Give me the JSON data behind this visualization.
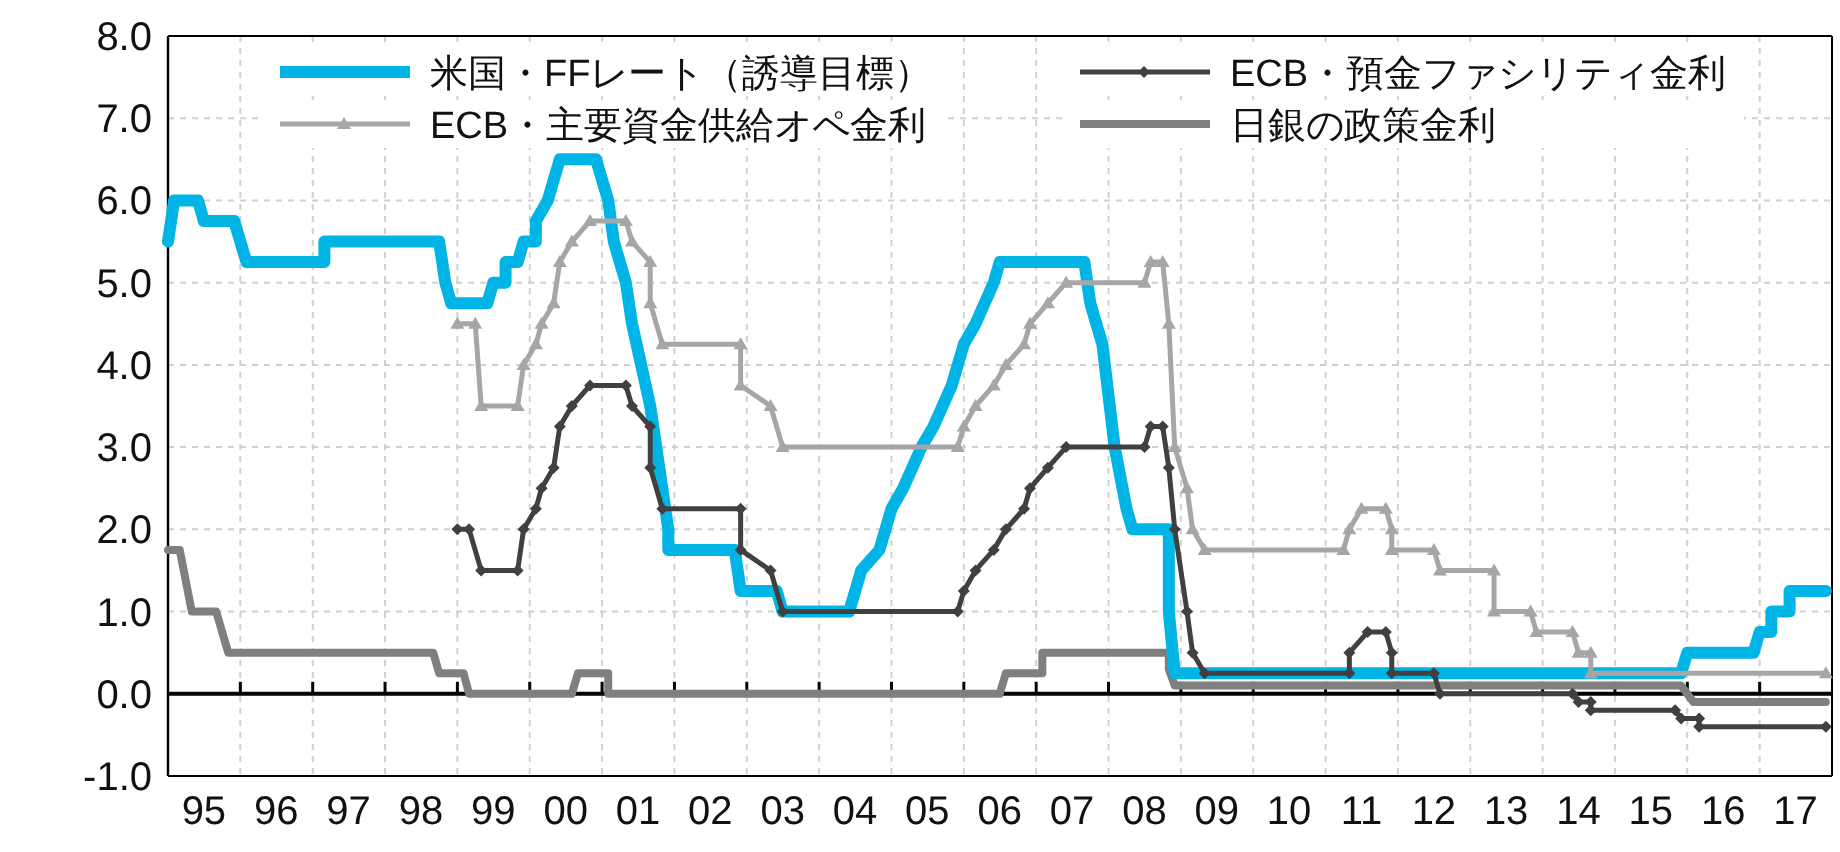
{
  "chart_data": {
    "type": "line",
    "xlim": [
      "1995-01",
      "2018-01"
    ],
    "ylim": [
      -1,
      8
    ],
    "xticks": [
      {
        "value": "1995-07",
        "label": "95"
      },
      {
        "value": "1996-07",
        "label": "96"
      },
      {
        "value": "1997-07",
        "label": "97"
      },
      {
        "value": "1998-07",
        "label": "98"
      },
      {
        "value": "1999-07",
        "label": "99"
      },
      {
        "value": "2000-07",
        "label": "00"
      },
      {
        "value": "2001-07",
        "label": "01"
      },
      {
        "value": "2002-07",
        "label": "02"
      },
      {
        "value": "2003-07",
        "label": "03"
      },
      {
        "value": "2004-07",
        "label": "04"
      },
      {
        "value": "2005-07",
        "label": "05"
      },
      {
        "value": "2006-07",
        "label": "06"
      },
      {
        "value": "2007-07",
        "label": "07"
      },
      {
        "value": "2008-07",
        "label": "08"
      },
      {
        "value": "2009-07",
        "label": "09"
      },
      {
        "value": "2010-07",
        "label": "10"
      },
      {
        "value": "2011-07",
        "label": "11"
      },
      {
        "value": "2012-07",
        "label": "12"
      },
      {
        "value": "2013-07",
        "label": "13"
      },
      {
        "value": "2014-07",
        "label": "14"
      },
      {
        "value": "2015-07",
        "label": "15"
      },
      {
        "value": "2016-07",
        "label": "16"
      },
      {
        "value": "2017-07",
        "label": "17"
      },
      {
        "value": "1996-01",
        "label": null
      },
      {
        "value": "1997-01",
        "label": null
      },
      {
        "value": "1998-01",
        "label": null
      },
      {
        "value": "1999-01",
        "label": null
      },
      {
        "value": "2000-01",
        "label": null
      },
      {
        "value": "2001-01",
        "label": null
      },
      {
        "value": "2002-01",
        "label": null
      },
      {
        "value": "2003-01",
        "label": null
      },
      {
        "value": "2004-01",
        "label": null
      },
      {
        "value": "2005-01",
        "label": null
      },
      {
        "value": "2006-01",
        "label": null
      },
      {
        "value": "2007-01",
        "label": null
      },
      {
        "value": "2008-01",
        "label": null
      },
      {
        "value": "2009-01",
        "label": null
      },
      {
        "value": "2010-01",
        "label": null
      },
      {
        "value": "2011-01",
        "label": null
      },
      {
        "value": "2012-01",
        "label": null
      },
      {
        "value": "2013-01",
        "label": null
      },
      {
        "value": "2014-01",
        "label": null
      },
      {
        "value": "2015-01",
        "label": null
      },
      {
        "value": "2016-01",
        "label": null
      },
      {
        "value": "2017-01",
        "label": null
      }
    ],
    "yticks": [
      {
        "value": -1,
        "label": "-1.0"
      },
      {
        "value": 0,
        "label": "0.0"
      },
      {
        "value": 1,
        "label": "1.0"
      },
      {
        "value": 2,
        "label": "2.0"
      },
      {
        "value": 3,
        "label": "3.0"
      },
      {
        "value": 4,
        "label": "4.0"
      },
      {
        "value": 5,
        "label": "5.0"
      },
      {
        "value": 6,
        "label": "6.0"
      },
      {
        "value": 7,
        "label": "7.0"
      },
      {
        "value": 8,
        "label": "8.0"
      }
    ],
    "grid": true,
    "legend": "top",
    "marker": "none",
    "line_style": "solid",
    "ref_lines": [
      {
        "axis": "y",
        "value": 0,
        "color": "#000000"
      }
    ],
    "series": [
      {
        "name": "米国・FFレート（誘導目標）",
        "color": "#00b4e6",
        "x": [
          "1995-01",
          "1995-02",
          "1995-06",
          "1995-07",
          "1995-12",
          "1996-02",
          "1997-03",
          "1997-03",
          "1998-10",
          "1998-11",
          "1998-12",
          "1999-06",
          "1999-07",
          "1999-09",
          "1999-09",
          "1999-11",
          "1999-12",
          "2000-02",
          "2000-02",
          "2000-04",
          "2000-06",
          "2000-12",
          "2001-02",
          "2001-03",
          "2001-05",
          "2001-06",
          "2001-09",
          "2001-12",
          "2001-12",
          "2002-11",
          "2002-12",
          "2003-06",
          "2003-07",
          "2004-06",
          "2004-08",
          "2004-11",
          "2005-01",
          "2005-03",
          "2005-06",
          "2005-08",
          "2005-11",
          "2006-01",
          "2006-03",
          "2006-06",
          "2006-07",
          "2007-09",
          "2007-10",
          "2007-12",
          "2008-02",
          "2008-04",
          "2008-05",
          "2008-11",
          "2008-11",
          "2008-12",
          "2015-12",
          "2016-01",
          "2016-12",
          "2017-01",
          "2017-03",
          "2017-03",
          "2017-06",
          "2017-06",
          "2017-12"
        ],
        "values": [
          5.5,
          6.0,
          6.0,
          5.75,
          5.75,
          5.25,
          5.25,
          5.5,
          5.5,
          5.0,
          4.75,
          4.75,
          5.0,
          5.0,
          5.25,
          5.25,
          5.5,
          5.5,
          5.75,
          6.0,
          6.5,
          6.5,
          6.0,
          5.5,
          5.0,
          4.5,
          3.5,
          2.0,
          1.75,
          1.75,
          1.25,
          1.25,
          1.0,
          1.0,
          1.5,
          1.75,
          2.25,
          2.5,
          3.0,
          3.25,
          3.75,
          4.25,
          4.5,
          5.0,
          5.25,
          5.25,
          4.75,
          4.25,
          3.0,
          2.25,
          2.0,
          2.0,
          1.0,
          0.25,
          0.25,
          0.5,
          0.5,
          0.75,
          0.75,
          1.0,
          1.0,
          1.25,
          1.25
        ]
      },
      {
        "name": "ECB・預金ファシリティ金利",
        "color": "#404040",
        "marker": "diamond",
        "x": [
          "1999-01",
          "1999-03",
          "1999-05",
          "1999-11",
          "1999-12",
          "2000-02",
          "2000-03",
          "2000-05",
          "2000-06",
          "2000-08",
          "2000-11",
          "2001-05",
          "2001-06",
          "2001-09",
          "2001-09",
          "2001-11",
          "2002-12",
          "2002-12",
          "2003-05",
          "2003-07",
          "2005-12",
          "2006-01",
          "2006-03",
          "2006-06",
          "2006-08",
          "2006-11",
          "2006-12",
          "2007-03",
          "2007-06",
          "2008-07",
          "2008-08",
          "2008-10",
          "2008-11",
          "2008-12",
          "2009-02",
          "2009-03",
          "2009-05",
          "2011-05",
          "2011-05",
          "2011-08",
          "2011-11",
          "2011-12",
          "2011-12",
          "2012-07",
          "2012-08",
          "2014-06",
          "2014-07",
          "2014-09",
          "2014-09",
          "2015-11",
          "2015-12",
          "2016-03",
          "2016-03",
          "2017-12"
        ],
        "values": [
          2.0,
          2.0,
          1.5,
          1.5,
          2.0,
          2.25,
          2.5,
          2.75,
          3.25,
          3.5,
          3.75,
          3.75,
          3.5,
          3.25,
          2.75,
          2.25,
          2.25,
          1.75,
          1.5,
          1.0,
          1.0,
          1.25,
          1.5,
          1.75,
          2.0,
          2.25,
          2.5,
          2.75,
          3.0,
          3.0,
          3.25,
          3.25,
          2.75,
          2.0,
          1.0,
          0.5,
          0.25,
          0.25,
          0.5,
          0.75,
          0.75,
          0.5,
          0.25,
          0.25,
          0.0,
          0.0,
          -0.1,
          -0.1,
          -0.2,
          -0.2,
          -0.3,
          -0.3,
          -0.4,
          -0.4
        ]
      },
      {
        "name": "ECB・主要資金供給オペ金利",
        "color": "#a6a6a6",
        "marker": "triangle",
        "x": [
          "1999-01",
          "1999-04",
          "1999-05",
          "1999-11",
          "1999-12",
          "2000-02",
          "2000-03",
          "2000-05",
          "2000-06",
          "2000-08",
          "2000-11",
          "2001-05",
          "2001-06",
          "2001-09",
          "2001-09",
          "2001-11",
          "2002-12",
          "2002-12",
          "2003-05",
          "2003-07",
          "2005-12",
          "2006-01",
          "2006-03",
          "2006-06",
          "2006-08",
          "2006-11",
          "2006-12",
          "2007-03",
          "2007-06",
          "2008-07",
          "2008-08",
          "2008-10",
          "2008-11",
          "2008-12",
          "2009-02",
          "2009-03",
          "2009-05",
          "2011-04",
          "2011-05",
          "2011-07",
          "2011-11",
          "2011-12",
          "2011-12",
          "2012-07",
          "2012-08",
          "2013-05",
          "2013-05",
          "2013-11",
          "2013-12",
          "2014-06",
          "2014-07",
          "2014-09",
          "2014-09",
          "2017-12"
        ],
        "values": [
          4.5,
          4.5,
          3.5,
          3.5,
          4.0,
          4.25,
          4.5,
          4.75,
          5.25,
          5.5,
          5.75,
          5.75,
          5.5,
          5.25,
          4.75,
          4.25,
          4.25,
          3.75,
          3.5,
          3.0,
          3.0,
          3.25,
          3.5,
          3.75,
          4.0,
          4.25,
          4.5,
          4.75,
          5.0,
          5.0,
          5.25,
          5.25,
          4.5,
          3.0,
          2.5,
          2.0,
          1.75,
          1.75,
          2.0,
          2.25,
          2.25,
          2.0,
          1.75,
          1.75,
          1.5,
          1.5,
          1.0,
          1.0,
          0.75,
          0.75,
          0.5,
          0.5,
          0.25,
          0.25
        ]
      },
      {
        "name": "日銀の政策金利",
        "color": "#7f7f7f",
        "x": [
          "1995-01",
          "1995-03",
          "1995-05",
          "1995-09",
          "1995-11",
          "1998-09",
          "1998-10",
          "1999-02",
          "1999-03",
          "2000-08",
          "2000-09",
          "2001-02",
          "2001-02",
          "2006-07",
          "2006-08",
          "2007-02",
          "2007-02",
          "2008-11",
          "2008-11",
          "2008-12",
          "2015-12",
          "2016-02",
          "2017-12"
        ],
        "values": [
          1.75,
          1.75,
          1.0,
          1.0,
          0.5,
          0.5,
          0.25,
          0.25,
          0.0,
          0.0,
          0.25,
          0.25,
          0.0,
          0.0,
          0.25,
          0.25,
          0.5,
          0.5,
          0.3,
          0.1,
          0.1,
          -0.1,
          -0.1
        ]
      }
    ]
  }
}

* _Do this_: Go through the material line by line. Show each line that contains the string "marker".

* _Response below_:
    "marker": "none",
        "marker": "diamond",
        "marker": "triangle",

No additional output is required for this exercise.